Rows start

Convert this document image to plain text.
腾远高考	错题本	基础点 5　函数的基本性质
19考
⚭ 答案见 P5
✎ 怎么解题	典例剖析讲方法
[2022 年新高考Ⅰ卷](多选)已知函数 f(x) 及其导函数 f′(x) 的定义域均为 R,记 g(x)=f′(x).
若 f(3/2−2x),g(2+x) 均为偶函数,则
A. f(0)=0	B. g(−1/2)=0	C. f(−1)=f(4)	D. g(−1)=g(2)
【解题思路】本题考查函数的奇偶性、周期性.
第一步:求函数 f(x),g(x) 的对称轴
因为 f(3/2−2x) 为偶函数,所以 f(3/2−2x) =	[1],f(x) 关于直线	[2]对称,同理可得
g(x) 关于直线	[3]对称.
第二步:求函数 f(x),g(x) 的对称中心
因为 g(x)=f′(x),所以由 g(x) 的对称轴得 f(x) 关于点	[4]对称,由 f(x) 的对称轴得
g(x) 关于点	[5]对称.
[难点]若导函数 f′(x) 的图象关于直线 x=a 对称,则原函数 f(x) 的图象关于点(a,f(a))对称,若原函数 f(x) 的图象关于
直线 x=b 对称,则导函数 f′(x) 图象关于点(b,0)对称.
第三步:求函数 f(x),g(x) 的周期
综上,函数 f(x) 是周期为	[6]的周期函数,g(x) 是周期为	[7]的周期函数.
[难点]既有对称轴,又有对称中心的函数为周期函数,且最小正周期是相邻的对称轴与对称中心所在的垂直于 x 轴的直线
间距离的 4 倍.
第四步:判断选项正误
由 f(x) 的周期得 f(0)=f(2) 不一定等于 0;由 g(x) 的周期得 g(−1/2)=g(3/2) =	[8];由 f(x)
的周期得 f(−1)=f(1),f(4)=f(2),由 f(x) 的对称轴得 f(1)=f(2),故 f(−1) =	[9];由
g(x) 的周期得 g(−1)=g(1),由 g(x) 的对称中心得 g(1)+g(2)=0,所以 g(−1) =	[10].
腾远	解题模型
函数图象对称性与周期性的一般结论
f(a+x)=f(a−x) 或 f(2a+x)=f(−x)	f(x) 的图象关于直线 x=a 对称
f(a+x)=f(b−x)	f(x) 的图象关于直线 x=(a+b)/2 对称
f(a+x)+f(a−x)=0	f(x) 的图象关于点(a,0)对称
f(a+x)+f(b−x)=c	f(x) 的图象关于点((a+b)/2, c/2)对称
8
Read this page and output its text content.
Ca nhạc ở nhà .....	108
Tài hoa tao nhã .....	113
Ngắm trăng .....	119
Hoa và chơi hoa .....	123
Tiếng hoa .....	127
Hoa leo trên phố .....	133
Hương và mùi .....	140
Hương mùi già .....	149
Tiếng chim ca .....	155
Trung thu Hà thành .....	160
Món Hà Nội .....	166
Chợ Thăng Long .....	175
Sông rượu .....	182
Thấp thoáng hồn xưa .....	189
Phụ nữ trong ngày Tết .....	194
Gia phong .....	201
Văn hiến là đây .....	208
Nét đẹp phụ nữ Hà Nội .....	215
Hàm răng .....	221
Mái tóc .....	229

Rows end
Rows start

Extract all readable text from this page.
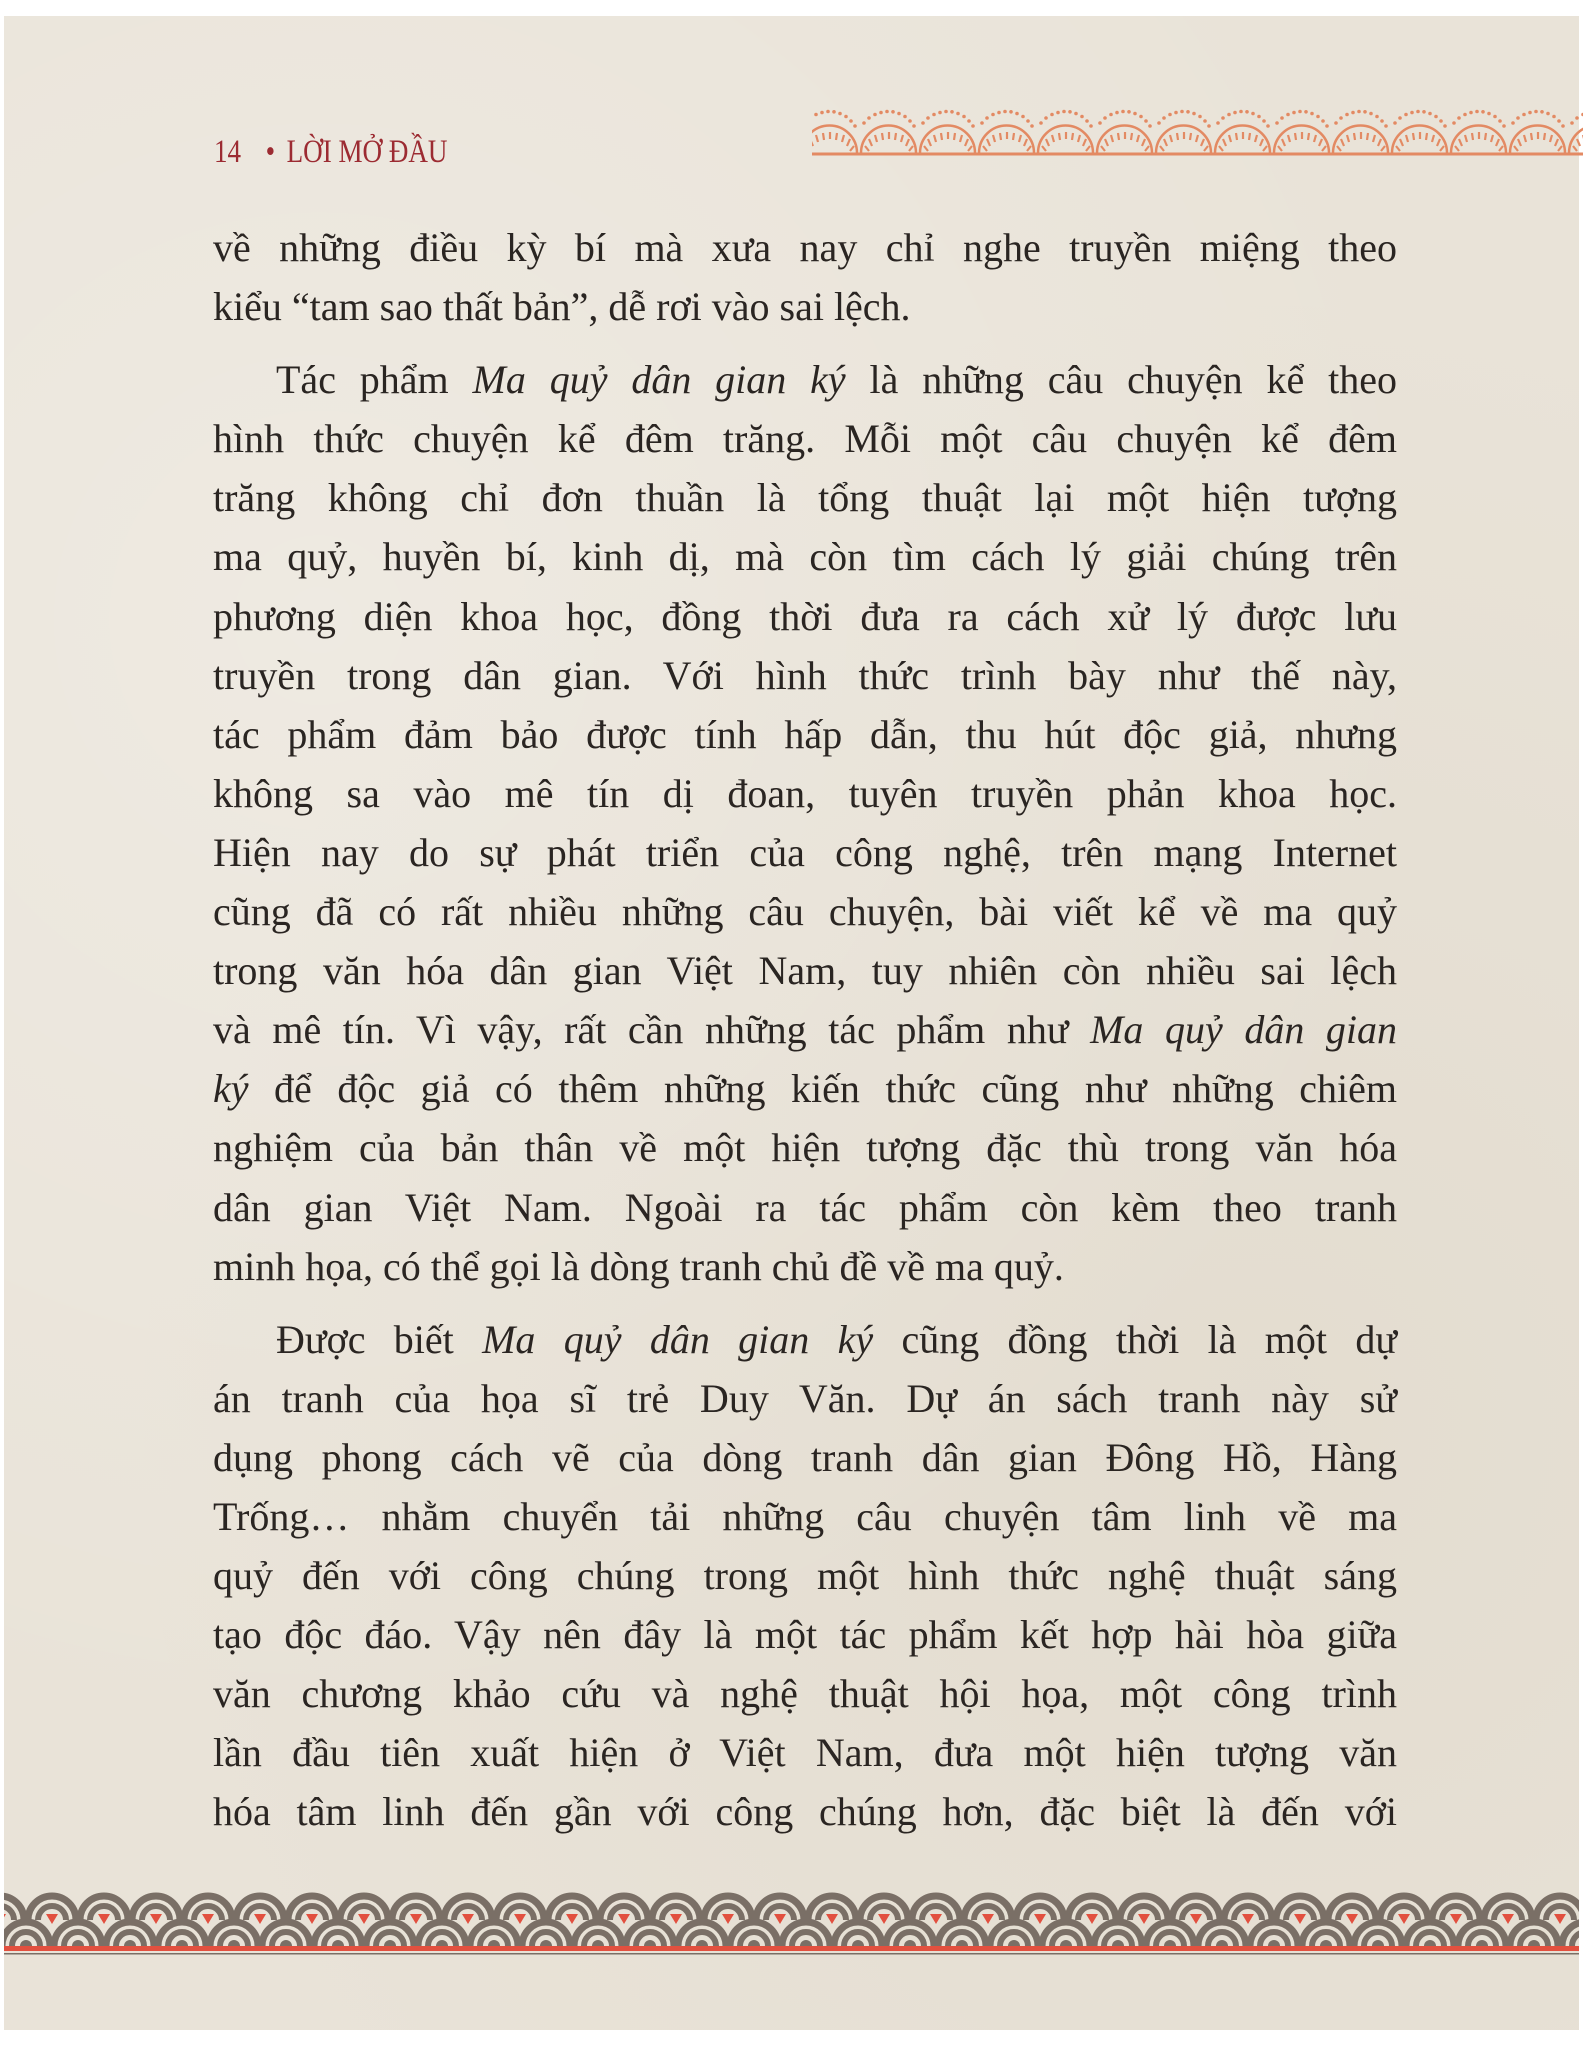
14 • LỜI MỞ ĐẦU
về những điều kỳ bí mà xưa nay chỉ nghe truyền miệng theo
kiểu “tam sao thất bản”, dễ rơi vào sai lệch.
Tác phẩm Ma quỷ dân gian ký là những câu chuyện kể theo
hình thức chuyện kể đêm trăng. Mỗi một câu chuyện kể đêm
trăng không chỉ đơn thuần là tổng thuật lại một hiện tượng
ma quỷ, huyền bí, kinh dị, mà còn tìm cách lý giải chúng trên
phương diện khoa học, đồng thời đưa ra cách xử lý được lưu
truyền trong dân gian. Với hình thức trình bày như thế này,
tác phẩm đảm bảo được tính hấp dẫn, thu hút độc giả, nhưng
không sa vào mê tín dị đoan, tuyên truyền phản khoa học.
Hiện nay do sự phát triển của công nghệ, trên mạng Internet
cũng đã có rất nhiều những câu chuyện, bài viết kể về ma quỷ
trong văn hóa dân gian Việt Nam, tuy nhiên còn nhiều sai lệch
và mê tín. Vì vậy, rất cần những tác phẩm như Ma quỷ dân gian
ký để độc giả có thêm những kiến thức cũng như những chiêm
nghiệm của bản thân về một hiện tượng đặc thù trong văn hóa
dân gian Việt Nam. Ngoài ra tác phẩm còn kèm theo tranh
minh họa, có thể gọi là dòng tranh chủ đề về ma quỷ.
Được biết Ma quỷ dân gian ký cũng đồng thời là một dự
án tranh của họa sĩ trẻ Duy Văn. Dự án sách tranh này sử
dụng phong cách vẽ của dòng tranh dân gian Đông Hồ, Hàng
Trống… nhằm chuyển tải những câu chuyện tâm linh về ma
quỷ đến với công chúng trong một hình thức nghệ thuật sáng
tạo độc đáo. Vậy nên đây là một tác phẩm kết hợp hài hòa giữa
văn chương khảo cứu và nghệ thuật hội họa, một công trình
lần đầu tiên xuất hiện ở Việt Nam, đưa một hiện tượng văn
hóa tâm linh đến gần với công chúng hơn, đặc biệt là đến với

Rows end
Rows start

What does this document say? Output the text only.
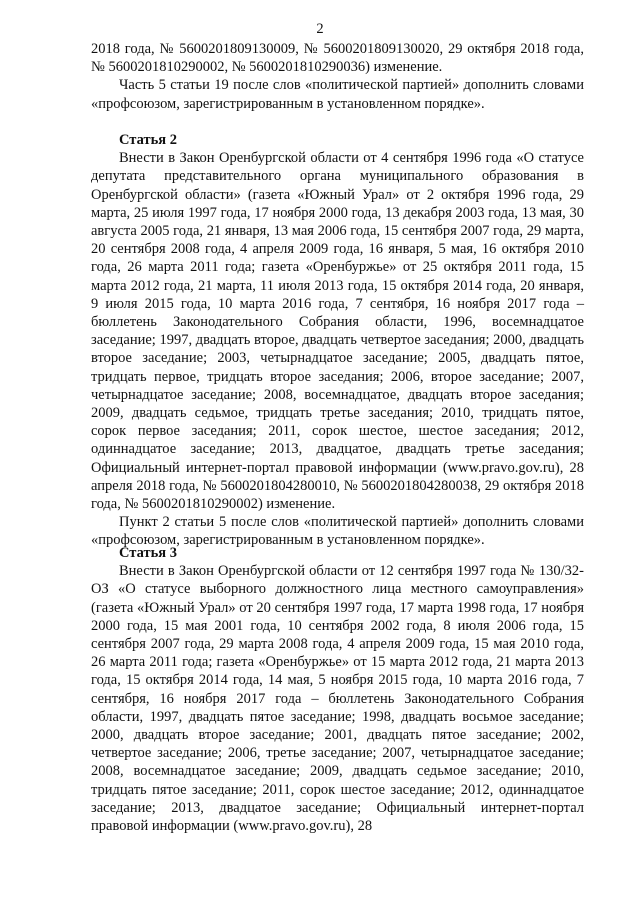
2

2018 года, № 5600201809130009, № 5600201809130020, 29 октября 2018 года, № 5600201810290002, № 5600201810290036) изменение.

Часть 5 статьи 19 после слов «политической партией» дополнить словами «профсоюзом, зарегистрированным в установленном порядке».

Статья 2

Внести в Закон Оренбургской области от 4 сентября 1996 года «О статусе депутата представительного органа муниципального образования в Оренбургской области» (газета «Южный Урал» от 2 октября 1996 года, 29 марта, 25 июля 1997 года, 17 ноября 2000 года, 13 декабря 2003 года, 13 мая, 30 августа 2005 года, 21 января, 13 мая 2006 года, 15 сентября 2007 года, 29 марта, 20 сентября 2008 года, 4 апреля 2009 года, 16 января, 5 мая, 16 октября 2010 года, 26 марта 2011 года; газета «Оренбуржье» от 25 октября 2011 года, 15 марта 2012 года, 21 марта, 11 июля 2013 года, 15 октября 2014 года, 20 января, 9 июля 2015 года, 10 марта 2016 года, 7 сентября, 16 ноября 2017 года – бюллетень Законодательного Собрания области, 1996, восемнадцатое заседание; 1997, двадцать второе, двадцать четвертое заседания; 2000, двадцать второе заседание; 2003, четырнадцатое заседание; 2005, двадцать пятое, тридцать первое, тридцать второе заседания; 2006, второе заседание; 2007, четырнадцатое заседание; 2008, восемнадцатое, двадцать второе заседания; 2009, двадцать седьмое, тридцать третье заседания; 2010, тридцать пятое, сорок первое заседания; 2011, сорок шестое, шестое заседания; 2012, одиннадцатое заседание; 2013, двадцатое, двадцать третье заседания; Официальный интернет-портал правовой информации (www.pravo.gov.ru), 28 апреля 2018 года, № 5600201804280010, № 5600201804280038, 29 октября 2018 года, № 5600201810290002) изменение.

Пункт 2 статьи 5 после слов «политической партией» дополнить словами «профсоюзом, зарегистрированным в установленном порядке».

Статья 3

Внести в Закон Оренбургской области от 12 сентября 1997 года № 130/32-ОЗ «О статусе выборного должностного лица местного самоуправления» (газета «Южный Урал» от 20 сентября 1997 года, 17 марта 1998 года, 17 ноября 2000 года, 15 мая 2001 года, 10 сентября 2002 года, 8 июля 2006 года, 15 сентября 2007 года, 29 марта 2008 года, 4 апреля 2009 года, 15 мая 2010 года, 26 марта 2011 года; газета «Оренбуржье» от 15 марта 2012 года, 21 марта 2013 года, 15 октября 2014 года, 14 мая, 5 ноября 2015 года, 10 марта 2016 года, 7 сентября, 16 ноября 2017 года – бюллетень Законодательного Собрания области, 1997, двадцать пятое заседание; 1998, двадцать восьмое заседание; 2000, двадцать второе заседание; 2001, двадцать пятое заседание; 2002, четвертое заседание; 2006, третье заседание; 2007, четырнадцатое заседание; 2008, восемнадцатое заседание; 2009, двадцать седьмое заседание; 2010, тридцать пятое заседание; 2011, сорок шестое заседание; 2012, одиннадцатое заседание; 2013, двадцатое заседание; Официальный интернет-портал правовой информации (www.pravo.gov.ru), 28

Rows end

Problem description -
Lines that include the word "theo" are to be extracted from the data above.

Output -
về những điều kỳ bí mà xưa nay chỉ nghe truyền miệng theo
Tác phẩm Ma quỷ dân gian ký là những câu chuyện kể theo
dân gian Việt Nam. Ngoài ra tác phẩm còn kèm theo tranh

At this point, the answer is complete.